### [Passage du texte]
▬▬▬

Les entreprises prestataires de services confortent leur position
Malgré une année 2024 difficile, les entreprises de travaux agricoles, ruraux et forestiers (ETARF) poursuivent leur développement et s’ancrent dans les territoires. Elles plaident à nouveau pour une baisse du suréquipement des agriculteurs.

En cinq ans, les entreprises spécialisées dans les travaux agricoles, ruraux et forestiers ont vu leur nombre croître de 8% pour dépasser le chiffre de 22 700 en 2024. C’est surtout les secteurs agricoles et viticoles qui ont tiré cette progression alors que les travaux forestiers enregistraient en revanche un léger repli de 1,3% ces deux dernières années. Pourtant, 70% des tâches sylvicoles et de reboisement restent encore confiées à des ETARF.

▬▬▬

### [Données fournies]
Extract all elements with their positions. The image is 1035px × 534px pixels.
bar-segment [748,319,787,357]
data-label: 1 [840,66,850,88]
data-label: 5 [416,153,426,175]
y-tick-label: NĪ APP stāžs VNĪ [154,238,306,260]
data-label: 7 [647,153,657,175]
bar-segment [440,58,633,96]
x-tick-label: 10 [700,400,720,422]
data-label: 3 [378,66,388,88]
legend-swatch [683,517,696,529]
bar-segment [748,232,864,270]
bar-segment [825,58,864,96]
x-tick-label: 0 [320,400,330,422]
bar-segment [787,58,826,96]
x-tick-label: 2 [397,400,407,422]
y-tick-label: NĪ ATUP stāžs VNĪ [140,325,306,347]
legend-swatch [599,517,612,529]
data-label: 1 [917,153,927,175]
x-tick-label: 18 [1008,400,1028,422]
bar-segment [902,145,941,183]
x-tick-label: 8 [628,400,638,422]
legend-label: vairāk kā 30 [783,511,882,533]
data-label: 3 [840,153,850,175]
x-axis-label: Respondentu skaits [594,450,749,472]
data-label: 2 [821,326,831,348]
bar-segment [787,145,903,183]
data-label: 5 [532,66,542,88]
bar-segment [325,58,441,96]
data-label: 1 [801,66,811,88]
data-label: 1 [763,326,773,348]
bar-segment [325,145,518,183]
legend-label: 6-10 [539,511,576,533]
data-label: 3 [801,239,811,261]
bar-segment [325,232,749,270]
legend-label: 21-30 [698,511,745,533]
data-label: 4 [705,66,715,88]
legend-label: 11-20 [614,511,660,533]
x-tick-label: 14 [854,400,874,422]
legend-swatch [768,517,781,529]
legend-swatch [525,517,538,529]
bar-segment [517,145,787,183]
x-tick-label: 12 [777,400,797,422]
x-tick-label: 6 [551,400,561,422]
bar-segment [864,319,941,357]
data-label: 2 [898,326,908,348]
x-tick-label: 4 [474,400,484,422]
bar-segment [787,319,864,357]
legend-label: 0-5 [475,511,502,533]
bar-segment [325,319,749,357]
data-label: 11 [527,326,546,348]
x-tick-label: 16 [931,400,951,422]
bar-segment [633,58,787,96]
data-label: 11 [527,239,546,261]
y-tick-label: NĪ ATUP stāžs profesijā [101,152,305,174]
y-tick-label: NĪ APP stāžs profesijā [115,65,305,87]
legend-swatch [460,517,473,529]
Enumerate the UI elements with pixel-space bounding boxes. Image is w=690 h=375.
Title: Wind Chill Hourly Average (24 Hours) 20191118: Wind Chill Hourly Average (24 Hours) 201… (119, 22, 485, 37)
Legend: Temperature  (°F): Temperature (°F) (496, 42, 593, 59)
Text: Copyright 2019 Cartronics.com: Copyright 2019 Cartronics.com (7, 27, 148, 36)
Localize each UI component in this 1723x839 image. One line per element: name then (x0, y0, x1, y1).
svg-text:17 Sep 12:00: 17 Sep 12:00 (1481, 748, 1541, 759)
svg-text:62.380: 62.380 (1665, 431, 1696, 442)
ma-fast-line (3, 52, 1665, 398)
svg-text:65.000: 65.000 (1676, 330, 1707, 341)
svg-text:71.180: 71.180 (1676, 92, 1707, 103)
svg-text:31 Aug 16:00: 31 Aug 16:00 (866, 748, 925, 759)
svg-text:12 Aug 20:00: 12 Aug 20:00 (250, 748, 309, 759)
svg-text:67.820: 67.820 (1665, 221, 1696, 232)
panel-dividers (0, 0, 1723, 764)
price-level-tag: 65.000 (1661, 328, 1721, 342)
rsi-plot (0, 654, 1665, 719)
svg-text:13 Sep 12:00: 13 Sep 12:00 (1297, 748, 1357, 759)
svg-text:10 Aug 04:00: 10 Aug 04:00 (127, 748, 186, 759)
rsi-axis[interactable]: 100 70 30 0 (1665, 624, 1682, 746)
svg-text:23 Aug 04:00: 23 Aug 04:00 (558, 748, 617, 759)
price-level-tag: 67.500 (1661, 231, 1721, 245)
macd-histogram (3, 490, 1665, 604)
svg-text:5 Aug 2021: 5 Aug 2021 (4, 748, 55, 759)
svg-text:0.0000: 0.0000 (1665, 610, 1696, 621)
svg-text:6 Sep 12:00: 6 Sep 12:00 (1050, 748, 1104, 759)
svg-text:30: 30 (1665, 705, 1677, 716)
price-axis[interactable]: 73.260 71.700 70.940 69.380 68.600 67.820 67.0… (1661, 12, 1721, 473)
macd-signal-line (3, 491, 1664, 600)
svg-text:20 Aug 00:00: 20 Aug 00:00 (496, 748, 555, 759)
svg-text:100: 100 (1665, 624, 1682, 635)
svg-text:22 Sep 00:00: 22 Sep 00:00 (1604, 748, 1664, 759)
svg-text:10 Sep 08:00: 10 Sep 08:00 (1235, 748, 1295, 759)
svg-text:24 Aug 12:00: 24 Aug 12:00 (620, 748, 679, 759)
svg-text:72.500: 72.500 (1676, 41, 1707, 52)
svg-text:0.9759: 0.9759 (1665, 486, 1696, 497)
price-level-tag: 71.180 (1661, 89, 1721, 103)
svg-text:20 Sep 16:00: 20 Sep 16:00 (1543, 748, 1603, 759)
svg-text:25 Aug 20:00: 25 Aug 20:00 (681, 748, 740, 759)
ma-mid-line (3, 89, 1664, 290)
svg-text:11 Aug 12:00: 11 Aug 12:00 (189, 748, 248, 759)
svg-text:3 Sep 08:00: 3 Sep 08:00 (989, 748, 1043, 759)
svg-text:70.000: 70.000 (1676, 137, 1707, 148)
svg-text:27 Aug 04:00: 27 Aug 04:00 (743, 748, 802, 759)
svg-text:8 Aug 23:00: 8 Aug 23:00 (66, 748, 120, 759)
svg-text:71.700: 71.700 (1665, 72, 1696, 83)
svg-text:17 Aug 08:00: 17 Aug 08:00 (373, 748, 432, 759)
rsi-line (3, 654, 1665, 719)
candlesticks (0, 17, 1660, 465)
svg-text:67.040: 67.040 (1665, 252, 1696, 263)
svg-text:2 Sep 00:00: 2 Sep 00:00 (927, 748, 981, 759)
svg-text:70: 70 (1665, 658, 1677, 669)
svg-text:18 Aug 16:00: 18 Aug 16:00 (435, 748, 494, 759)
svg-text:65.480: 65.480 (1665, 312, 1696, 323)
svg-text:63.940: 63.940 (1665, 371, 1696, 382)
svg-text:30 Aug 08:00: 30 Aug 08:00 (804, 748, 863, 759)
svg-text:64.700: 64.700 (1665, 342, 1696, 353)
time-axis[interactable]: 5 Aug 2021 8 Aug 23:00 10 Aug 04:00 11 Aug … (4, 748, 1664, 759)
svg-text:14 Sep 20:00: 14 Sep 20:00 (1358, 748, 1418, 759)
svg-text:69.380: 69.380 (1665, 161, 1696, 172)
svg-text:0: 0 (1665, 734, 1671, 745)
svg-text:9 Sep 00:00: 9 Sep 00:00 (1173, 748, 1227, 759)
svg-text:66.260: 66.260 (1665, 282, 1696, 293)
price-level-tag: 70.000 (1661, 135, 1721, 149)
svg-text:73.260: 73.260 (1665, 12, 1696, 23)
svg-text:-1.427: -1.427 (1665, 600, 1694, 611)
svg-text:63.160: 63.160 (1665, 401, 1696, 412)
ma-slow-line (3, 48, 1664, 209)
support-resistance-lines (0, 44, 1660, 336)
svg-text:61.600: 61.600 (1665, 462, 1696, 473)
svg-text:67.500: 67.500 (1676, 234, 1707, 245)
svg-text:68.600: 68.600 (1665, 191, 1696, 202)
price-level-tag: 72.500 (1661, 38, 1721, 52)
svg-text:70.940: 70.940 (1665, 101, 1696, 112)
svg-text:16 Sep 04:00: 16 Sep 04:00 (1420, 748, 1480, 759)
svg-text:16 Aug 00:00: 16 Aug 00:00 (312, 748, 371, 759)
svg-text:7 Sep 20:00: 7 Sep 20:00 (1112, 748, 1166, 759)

▬▬▬

### [La consigne]
Restituez intégralement l'extrait sur les entreprises de travaux agricoles, ruraux et forestiers, sans rien y modifier. Les enregistrements n'entrent pas en jeu ici.

### [Exercice réalisé]
Les entreprises prestataires de services confortent leur position
Malgré une année 2024 difficile, les entreprises de travaux agricoles, ruraux et forestiers (ETARF) poursuivent leur développement et s’ancrent dans les territoires. Elles plaident à nouveau pour une baisse du suréquipement des agriculteurs.

En cinq ans, les entreprises spécialisées dans les travaux agricoles, ruraux et forestiers ont vu leur nombre croître de 8% pour dépasser le chiffre de 22 700 en 2024. C’est surtout les secteurs agricoles et viticoles qui ont tiré cette progression alors que les travaux forestiers enregistraient en revanche un léger repli de 1,3% ces deux dernières années. Pourtant, 70% des tâches sylvicoles et de reboisement restent encore confiées à des ETARF.